* Begin QUOTED PASSAGE *

But it'll probably happen anyway. In fact, the longer we wait to take action, the more inevitable it becomes.

Look at it this way. Back in the late 1980s and early 1990s, the United States went through a savings-and-loan crisis right about the same time Japan endured the beginning of its banking-and-stock-market crisis. Today, however, the S&L crisis is hardly a blip on U.S. memories, while Japan's Lost Decade is now part of global financial lore. The reason for this big disparity is simple: We attacked the S&L industry with great energy, shuttered or sold off ailing thrifts, and decisively enacted new guidelines to avoid such problems as under-funded state insurance pools, lousy capital requirements, and major regulatory loopholes.

Japan did nothing. It refused to acknowledge the breadth and depth of its problems, partly because banks are part of complex, societal cross-linking arrangements known as keiretsus. And because taking action would force it to admit it had handled this sector poorly. By the time Japan finally realized it had to take action, the problem was so ingrained and the losses had ballooned so much that it was too late for decisive action - only time and long-term policy changes could bring about the desired conclusion.

* End QUOTED PASSAGE *
* Begin SUPPLIED DATA *

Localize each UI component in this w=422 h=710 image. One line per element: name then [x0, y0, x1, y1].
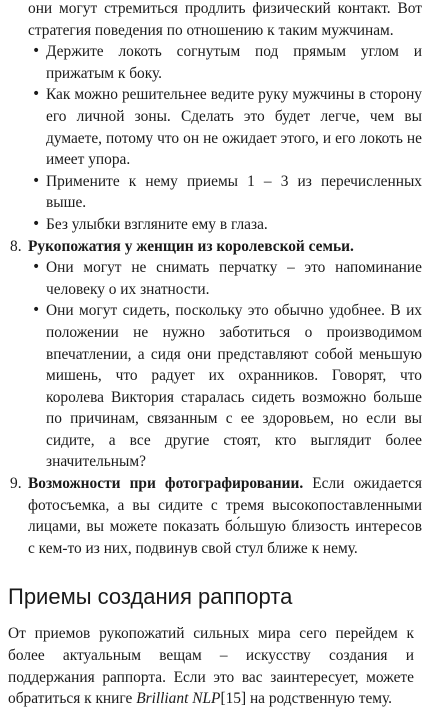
list-item: • Они могут сидеть, поскольку это обычно удобнее. В их положении не нужно заботиться о производимом впечатлении, а сидя они представляют собой меньшую мишень, что радует их охранников. Говорят, что королева Виктория старалась сидеть возможно больше по причинам, связанным с ее здоровьем, но если вы сидите, а все другие стоят, кто выглядит более значительным?: [32, 302, 422, 471]
reference-number: [15]: [220, 690, 247, 708]
strategy-bullet-list: [0, 41, 422, 235]
royal-handshake-bullets: [0, 257, 422, 473]
item-text: Если ожидается фотосъемка, а вы сидите с тремя высокопоставленными лицами, вы можете показать бо́льшую близость интересов с кем-то из них, подвинув свой стул ближе к нему.: [28, 475, 422, 557]
item-number: 8.: [10, 237, 22, 255]
paragraph-text-start: От приемов рукопожатий сильных мира сего перейдем к более актуальным вещам – искусству создания и поддержания раппорта. Если это вас заинтересует, можете обратиться к книге: [8, 625, 414, 708]
bullet-icon: •: [32, 215, 41, 232]
book-title: Brilliant NLP: [136, 690, 221, 708]
bullet-icon: •: [32, 86, 41, 103]
list-item: • Держите локоть согнутым под прямым углом и прижатым к боку.: [32, 43, 422, 82]
numbered-item-9: [0, 473, 422, 559]
list-item: • Без улыбки взгляните ему в глаза.: [32, 214, 422, 236]
continuation-paragraph: они могут стремиться продлить физический контакт. Вот стратегия поведения по отношению к таким мужчинам.: [28, 0, 422, 39]
bullet-icon: •: [32, 172, 41, 189]
list-item: • Примените к нему приемы 1 – 3 из перечисленных выше.: [32, 172, 422, 212]
item-title: Рукопожатия у женщин из королевской семьи.: [28, 237, 354, 255]
section-heading: Приемы создания раппорта: [8, 584, 293, 610]
item-title: Возможности при фотографировании.: [28, 475, 304, 493]
list-item: • Они могут не снимать перчатку – это напоминание человеку о их знатности.: [32, 259, 422, 298]
bullet-icon: •: [32, 259, 41, 276]
item-number: 9.: [10, 475, 22, 493]
section-paragraph: [0, 623, 422, 709]
bullet-icon: •: [32, 43, 41, 60]
numbered-item-8: [0, 236, 422, 258]
list-item: • Как можно решительнее ведите руку мужчины в сторону его личной зоны. Сделать это будет легче, чем вы думаете, потому что он не ожидает этого, и его локоть не имеет упора.: [32, 86, 422, 169]
paragraph-text-end: на родственную тему.: [246, 690, 393, 708]
bullet-icon: •: [32, 302, 41, 319]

* End SUPPLIED DATA *

=== PROBLEM ===
In the passage on the S&L and Japanese banking crises, reproduce the part starting with "But it'll probably" and going on through "major regulatory loopholes.", swapping "United States" for "America".

=== FULL SOLUTION ===
But it'll probably happen anyway. In fact, the longer we wait to take action, the more inevitable it becomes.

Look at it this way. Back in the late 1980s and early 1990s, the America went through a savings-and-loan crisis right about the same time Japan endured the beginning of its banking-and-stock-market crisis. Today, however, the S&L crisis is hardly a blip on U.S. memories, while Japan's Lost Decade is now part of global financial lore. The reason for this big disparity is simple: We attacked the S&L industry with great energy, shuttered or sold off ailing thrifts, and decisively enacted new guidelines to avoid such problems as under-funded state insurance pools, lousy capital requirements, and major regulatory loopholes.